## SUPPLIED RECORDS
** BEGIN **
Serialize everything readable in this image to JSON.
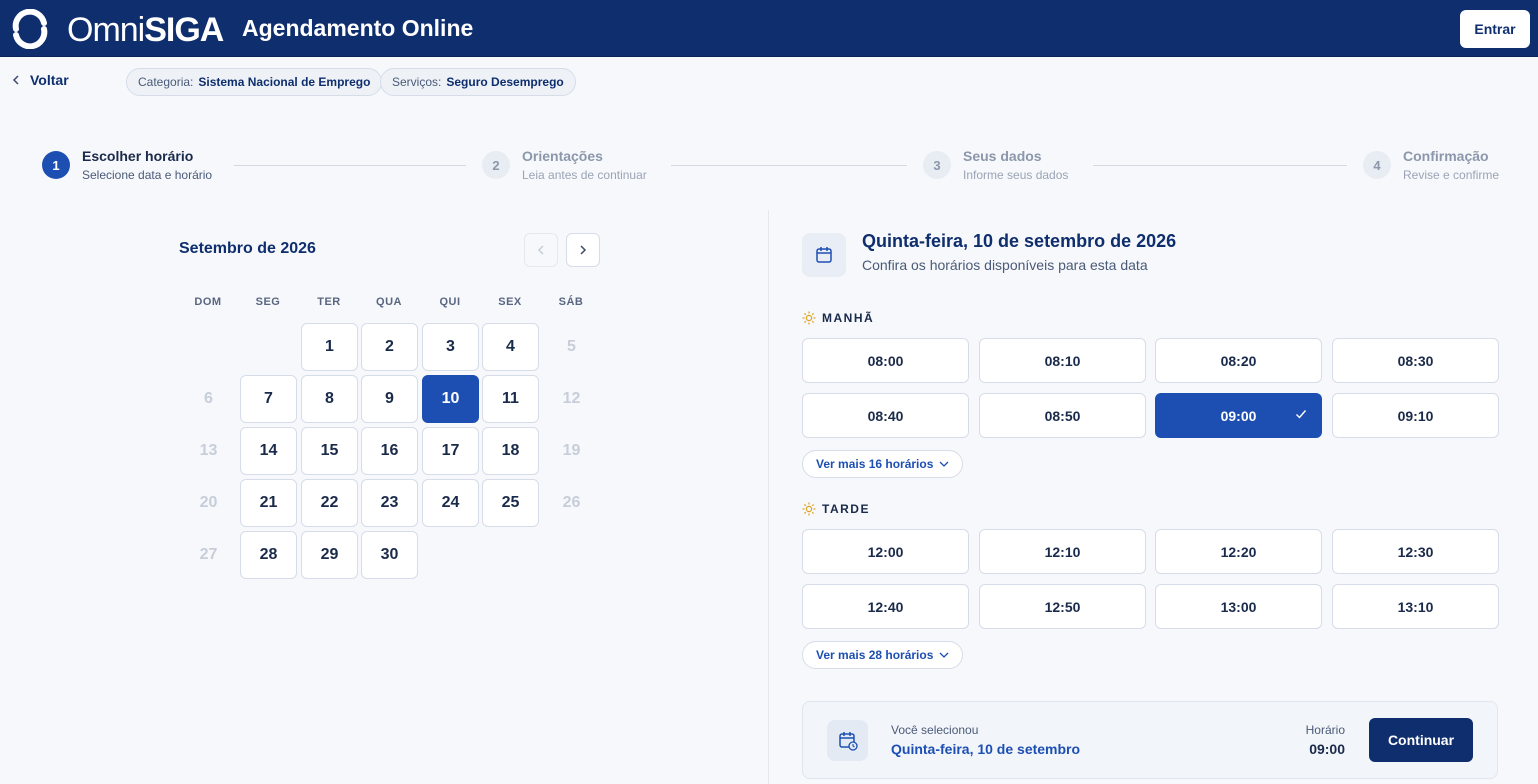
{
  "header": {
    "logo_light": "Omni",
    "logo_bold": "SIGA",
    "app_title": "Agendamento Online",
    "login_label": "Entrar"
  },
  "subbar": {
    "back_label": "Voltar",
    "chips": [
      {
        "key": "Categoria:",
        "value": "Sistema Nacional de Emprego"
      },
      {
        "key": "Serviços:",
        "value": "Seguro Desemprego"
      }
    ]
  },
  "stepper": [
    {
      "num": "1",
      "title": "Escolher horário",
      "subtitle": "Selecione data e horário",
      "active": true
    },
    {
      "num": "2",
      "title": "Orientações",
      "subtitle": "Leia antes de continuar",
      "active": false
    },
    {
      "num": "3",
      "title": "Seus dados",
      "subtitle": "Informe seus dados",
      "active": false
    },
    {
      "num": "4",
      "title": "Confirmação",
      "subtitle": "Revise e confirme",
      "active": false
    }
  ],
  "calendar": {
    "month_title": "Setembro de 2026",
    "weekdays": [
      "DOM",
      "SEG",
      "TER",
      "QUA",
      "QUI",
      "SEX",
      "SÁB"
    ],
    "weeks": [
      [
        null,
        null,
        "1",
        "2",
        "3",
        "4",
        "5"
      ],
      [
        "6",
        "7",
        "8",
        "9",
        "10",
        "11",
        "12"
      ],
      [
        "13",
        "14",
        "15",
        "16",
        "17",
        "18",
        "19"
      ],
      [
        "20",
        "21",
        "22",
        "23",
        "24",
        "25",
        "26"
      ],
      [
        "27",
        "28",
        "29",
        "30",
        null,
        null,
        null
      ]
    ],
    "selected_day": "10"
  },
  "schedule": {
    "date_title": "Quinta-feira, 10 de setembro de 2026",
    "date_subtitle": "Confira os horários disponíveis para esta data",
    "morning": {
      "label": "MANHÃ",
      "slots": [
        "08:00",
        "08:10",
        "08:20",
        "08:30",
        "08:40",
        "08:50",
        "09:00",
        "09:10"
      ],
      "more_label": "Ver mais 16 horários"
    },
    "afternoon": {
      "label": "TARDE",
      "slots": [
        "12:00",
        "12:10",
        "12:20",
        "12:30",
        "12:40",
        "12:50",
        "13:00",
        "13:10"
      ],
      "more_label": "Ver mais 28 horários"
    },
    "selected_slot": "09:00"
  },
  "summary": {
    "label": "Você selecionou",
    "value": "Quinta-feira, 10 de setembro",
    "time_label": "Horário",
    "time_value": "09:00",
    "continue_label": "Continuar"
  },
  "colors": {
    "header_bg": "#0f2e6e",
    "accent": "#1d4fb3",
    "page_bg": "#f6f8fb"
  }
}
** END **
## DO THIS
Repeat each entry exactly as given; no pictures belong in the copy.

## EXERCISE ANSWER
Serialize everything readable in this image to JSON.
{
  "header": {
    "logo_light": "Omni",
    "logo_bold": "SIGA",
    "app_title": "Agendamento Online",
    "login_label": "Entrar"
  },
  "subbar": {
    "back_label": "Voltar",
    "chips": [
      {
        "key": "Categoria:",
        "value": "Sistema Nacional de Emprego"
      },
      {
        "key": "Serviços:",
        "value": "Seguro Desemprego"
      }
    ]
  },
  "stepper": [
    {
      "num": "1",
      "title": "Escolher horário",
      "subtitle": "Selecione data e horário",
      "active": true
    },
    {
      "num": "2",
      "title": "Orientações",
      "subtitle": "Leia antes de continuar",
      "active": false
    },
    {
      "num": "3",
      "title": "Seus dados",
      "subtitle": "Informe seus dados",
      "active": false
    },
    {
      "num": "4",
      "title": "Confirmação",
      "subtitle": "Revise e confirme",
      "active": false
    }
  ],
  "calendar": {
    "month_title": "Setembro de 2026",
    "weekdays": [
      "DOM",
      "SEG",
      "TER",
      "QUA",
      "QUI",
      "SEX",
      "SÁB"
    ],
    "weeks": [
      [
        null,
        null,
        "1",
        "2",
        "3",
        "4",
        "5"
      ],
      [
        "6",
        "7",
        "8",
        "9",
        "10",
        "11",
        "12"
      ],
      [
        "13",
        "14",
        "15",
        "16",
        "17",
        "18",
        "19"
      ],
      [
        "20",
        "21",
        "22",
        "23",
        "24",
        "25",
        "26"
      ],
      [
        "27",
        "28",
        "29",
        "30",
        null,
        null,
        null
      ]
    ],
    "selected_day": "10"
  },
  "schedule": {
    "date_title": "Quinta-feira, 10 de setembro de 2026",
    "date_subtitle": "Confira os horários disponíveis para esta data",
    "morning": {
      "label": "MANHÃ",
      "slots": [
        "08:00",
        "08:10",
        "08:20",
        "08:30",
        "08:40",
        "08:50",
        "09:00",
        "09:10"
      ],
      "more_label": "Ver mais 16 horários"
    },
    "afternoon": {
      "label": "TARDE",
      "slots": [
        "12:00",
        "12:10",
        "12:20",
        "12:30",
        "12:40",
        "12:50",
        "13:00",
        "13:10"
      ],
      "more_label": "Ver mais 28 horários"
    },
    "selected_slot": "09:00"
  },
  "summary": {
    "label": "Você selecionou",
    "value": "Quinta-feira, 10 de setembro",
    "time_label": "Horário",
    "time_value": "09:00",
    "continue_label": "Continuar"
  },
  "colors": {
    "header_bg": "#0f2e6e",
    "accent": "#1d4fb3",
    "page_bg": "#f6f8fb"
  }
}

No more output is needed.